[EXERCISE TASK] Transcribe the records that follow exactly. Skip the pictures.

□ □ □ □ □

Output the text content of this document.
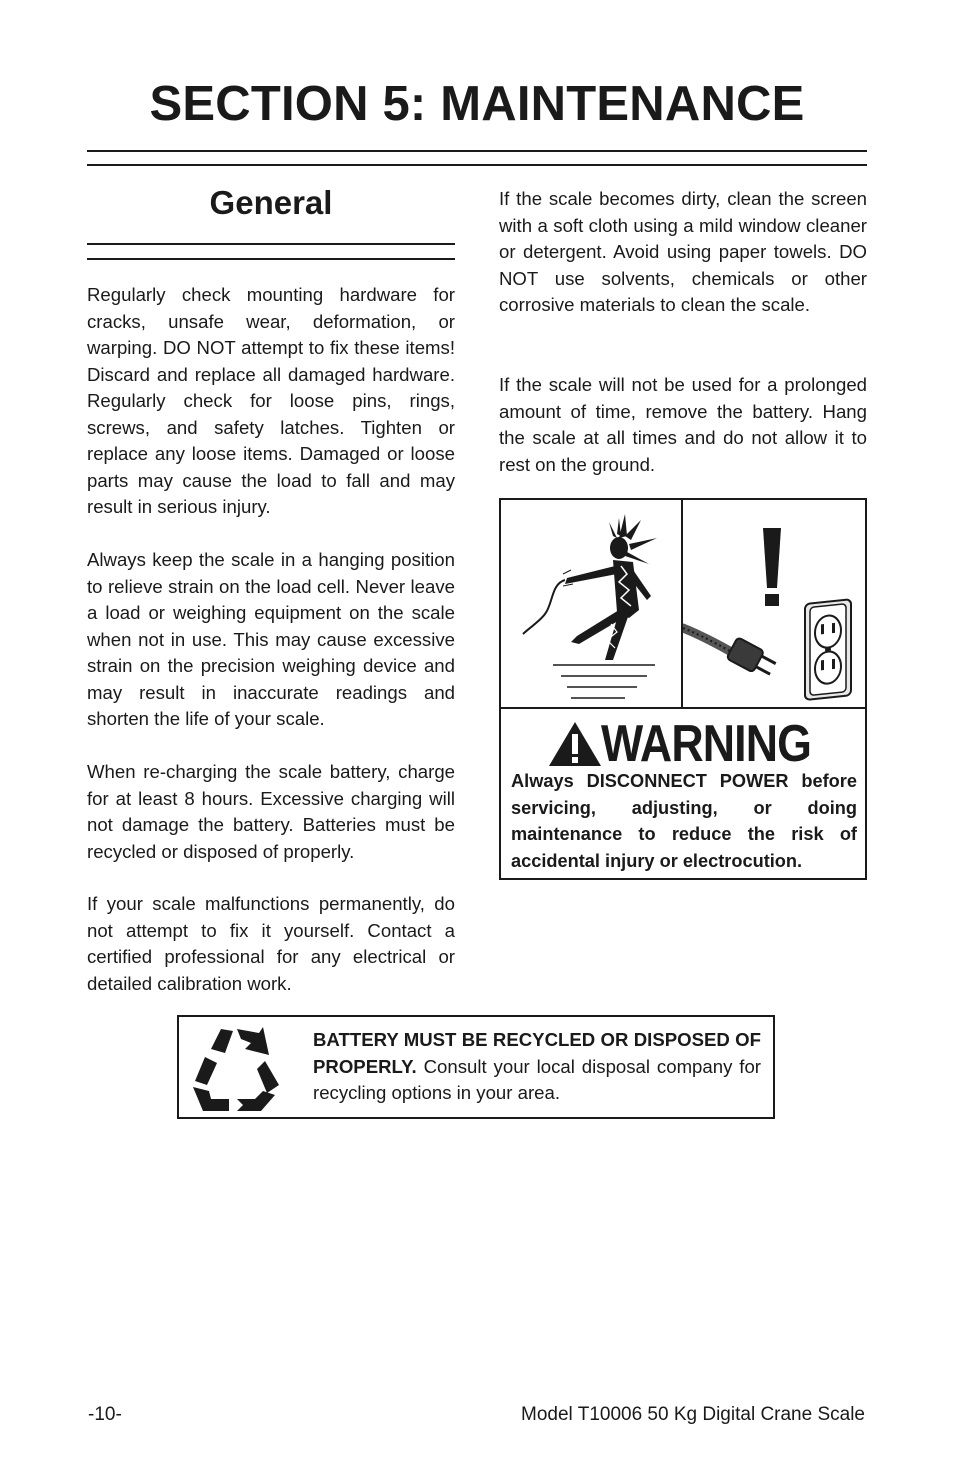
SECTION 5: MAINTENANCE
General

Regularly check mounting hardware for cracks, unsafe wear, deformation, or warping. DO NOT attempt to fix these items! Discard and replace all damaged hardware. Regularly check for loose pins, rings, screws, and safety latches. Tighten or replace any loose items. Damaged or loose parts may cause the load to fall and may result in serious injury.

Always keep the scale in a hanging position to relieve strain on the load cell. Never leave a load or weighing equipment on the scale when not in use. This may cause excessive strain on the precision weighing device and may result in inaccurate readings and shorten the life of your scale.

When re-charging the scale battery, charge for at least 8 hours. Excessive charging will not damage the battery. Batteries must be recycled or disposed of properly.

If your scale malfunctions permanently, do not attempt to fix it yourself. Contact a certified professional for any electrical or detailed calibration work.

If the scale becomes dirty, clean the screen with a soft cloth using a mild window cleaner or detergent. Avoid using paper towels. DO NOT use solvents, chemicals or other corrosive materials to clean the scale.

If the scale will not be used for a prolonged amount of time, remove the battery. Hang the scale at all times and do not allow it to rest on the ground.

WARNING

Always DISCONNECT POWER before servicing, adjusting, or doing maintenance to reduce the risk of accidental injury or electrocution.

BATTERY MUST BE RECYCLED OR DISPOSED OF PROPERLY. Consult your local disposal company for recycling options in your area.

-10-	Model T10006 50 Kg Digital Crane Scale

□ □ □ □ □

[ANSWER TO THE EXERCISE]
Output the text content of this document.
SECTION 5: MAINTENANCE
General

Regularly check mounting hardware for cracks, unsafe wear, deformation, or warping. DO NOT attempt to fix these items! Discard and replace all damaged hardware. Regularly check for loose pins, rings, screws, and safety latches. Tighten or replace any loose items. Damaged or loose parts may cause the load to fall and may result in serious injury.

Always keep the scale in a hanging position to relieve strain on the load cell. Never leave a load or weighing equipment on the scale when not in use. This may cause excessive strain on the precision weighing device and may result in inaccurate readings and shorten the life of your scale.

When re-charging the scale battery, charge for at least 8 hours. Excessive charging will not damage the battery. Batteries must be recycled or disposed of properly.

If your scale malfunctions permanently, do not attempt to fix it yourself. Contact a certified professional for any electrical or detailed calibration work.

If the scale becomes dirty, clean the screen with a soft cloth using a mild window cleaner or detergent. Avoid using paper towels. DO NOT use solvents, chemicals or other corrosive materials to clean the scale.

If the scale will not be used for a prolonged amount of time, remove the battery. Hang the scale at all times and do not allow it to rest on the ground.

WARNING

Always DISCONNECT POWER before servicing, adjusting, or doing maintenance to reduce the risk of accidental injury or electrocution.

BATTERY MUST BE RECYCLED OR DISPOSED OF PROPERLY. Consult your local disposal company for recycling options in your area.

-10-	Model T10006 50 Kg Digital Crane Scale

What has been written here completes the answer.